= Фрагмент документа =

* * *

Подобного рода замков Фридрих II оставил на удивление много – в Бари, где он перестроил здание, начатое его дедом, два под Флоренцией, где он пытался укрепиться для военных целей, некоторое количество в родной Сицилии, а больше всего на юго-восточном побережье, вокруг города Бари, эти места были особо любимы императором. Неприметный сосед шумного и значительного города Бари, портовый городок Трани достиг пика своего могущества как раз при императоре Фридрихе. Тогда же была построена и крепость из светлого камня, спускающаяся прямо в море. Сегодня она доминирует над маленьким и тихим портом, где население ловит рыбу для своего потребления и пьет кофе для удовольствия, где днем замирает вся жизнь, а туристы рассматривают огромный храм, посвященный Николаю-пилигриму, малоизвестному святому, избранному, видимо, в пику все тому же Бари, хранящему мощи Святителя Николая. Жизнь и деятельность Фридриха – прекрасный пример плодотворного взаимодействия культур на итальянской земле.

* * *

Данные для предсказания ограничивающих рамок
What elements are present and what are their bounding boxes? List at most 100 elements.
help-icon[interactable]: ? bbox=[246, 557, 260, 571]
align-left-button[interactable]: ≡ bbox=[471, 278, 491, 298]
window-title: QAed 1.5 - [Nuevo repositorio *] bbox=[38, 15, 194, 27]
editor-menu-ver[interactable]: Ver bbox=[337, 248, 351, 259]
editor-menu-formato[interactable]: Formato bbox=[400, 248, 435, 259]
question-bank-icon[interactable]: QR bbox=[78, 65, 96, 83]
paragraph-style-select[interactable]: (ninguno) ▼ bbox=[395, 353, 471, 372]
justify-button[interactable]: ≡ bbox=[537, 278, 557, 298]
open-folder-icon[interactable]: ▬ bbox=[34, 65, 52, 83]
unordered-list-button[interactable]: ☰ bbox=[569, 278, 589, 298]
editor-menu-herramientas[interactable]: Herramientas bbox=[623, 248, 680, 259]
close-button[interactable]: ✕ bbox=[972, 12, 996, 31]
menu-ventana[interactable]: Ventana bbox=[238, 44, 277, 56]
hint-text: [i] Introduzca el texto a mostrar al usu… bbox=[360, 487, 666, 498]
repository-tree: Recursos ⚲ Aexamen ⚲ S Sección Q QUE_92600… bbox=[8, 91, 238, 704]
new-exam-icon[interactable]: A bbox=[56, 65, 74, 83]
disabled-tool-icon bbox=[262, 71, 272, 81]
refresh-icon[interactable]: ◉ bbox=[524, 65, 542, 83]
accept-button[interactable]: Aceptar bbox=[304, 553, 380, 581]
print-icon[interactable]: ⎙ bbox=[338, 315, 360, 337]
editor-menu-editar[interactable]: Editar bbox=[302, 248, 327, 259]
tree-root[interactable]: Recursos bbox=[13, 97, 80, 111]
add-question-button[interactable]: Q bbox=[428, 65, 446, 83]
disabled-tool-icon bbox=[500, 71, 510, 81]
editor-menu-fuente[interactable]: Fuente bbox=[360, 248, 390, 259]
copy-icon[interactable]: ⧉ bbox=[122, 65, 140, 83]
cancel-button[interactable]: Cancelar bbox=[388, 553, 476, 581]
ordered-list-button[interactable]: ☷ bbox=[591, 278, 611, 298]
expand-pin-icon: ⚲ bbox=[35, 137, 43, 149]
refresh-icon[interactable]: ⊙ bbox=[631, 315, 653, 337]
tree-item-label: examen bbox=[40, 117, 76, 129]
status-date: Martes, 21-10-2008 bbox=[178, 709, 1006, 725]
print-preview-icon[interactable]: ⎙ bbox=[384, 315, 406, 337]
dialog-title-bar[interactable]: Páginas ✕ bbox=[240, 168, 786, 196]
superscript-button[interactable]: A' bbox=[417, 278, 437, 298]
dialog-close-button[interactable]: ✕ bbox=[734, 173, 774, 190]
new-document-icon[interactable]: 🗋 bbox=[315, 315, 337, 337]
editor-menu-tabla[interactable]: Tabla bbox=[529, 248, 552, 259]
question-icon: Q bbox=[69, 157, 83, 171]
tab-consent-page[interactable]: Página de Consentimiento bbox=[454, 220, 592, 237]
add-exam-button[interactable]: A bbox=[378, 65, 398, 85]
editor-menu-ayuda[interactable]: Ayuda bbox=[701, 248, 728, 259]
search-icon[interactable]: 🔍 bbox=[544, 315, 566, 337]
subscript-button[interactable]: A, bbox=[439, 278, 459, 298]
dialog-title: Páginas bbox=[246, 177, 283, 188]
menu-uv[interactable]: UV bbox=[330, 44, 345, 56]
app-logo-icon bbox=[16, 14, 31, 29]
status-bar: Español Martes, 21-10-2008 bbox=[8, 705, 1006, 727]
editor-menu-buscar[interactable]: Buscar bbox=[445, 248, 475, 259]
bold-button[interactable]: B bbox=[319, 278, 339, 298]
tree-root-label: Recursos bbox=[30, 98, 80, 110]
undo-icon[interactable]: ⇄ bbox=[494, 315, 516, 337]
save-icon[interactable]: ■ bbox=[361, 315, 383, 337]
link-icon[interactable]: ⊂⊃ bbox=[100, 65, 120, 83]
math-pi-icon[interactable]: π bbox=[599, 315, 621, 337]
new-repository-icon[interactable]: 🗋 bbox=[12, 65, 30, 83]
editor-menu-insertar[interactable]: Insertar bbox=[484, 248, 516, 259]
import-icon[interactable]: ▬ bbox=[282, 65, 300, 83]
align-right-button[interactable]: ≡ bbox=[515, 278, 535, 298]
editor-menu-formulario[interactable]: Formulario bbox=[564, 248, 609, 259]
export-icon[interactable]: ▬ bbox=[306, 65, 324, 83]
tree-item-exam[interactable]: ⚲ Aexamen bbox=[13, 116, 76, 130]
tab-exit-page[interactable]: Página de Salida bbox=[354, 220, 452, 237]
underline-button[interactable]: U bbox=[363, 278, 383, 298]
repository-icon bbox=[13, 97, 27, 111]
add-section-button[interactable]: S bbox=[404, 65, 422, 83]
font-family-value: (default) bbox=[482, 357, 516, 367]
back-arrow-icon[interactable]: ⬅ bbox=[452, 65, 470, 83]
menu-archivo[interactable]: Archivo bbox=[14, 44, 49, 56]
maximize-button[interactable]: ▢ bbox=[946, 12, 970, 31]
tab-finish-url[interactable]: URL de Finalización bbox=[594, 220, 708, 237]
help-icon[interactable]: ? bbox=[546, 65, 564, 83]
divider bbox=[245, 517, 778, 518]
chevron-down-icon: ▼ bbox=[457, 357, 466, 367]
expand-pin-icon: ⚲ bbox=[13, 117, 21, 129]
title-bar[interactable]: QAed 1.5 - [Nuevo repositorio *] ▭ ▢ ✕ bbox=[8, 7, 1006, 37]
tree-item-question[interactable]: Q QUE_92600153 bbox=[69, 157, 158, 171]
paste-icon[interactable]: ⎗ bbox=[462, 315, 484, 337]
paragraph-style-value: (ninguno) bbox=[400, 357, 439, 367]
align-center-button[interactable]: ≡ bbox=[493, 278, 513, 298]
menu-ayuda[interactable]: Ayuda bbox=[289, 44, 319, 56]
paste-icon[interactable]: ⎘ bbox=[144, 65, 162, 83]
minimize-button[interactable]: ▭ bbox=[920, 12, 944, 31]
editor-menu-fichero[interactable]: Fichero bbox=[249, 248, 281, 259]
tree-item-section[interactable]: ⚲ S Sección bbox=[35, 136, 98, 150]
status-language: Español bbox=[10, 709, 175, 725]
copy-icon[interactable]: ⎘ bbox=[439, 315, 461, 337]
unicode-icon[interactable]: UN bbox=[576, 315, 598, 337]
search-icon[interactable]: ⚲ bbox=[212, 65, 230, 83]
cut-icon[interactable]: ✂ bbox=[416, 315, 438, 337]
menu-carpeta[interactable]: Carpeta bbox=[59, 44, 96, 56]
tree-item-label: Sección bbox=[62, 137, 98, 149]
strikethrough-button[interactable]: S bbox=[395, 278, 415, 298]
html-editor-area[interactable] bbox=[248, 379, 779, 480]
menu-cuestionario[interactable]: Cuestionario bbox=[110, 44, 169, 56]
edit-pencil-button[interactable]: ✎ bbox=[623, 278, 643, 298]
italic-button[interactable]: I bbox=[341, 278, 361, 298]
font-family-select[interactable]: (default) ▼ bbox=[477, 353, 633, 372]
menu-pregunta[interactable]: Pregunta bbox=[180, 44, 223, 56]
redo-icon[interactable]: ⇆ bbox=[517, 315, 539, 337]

* * *

= Цель упражнения =
Из какого камня построена крепость в Трани, судя по фрагменту документа?

= Поле ответа =
Из светлого камня.